Whenever a line below holds the word "JSON", copy that line.
===
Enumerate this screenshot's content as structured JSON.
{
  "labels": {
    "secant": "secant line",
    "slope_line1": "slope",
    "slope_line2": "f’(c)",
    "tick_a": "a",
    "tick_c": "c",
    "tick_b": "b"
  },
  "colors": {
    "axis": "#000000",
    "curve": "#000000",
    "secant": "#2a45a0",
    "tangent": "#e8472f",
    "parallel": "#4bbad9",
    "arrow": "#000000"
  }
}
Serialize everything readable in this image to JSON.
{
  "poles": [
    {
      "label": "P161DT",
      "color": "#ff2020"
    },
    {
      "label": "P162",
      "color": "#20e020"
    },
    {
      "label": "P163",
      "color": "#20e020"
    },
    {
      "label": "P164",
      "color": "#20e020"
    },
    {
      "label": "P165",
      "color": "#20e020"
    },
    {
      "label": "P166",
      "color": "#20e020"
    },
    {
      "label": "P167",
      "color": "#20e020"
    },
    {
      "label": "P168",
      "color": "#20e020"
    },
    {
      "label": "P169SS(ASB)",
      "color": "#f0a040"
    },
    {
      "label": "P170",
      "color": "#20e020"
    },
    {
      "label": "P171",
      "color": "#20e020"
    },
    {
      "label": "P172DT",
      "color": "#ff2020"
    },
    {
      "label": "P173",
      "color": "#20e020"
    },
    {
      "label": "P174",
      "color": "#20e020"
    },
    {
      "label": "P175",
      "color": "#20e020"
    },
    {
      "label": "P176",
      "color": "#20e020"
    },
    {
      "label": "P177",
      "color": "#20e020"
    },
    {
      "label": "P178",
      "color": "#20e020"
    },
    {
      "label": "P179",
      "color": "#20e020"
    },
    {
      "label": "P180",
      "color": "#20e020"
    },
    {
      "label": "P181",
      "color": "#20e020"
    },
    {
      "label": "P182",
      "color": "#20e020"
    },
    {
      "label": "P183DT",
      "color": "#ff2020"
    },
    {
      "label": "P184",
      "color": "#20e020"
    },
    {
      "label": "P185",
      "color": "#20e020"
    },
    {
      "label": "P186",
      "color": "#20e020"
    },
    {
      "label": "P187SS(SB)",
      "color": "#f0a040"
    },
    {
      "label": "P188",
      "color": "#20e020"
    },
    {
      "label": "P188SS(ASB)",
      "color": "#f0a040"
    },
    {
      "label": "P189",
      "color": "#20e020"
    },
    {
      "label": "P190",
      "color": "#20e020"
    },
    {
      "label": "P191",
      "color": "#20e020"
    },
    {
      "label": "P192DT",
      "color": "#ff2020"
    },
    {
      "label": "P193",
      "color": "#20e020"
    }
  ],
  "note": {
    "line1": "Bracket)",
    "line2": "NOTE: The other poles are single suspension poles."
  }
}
===
Reply –
Enumerate this screenshot's content as structured JSON.
Serialize everything readable in this image to JSON.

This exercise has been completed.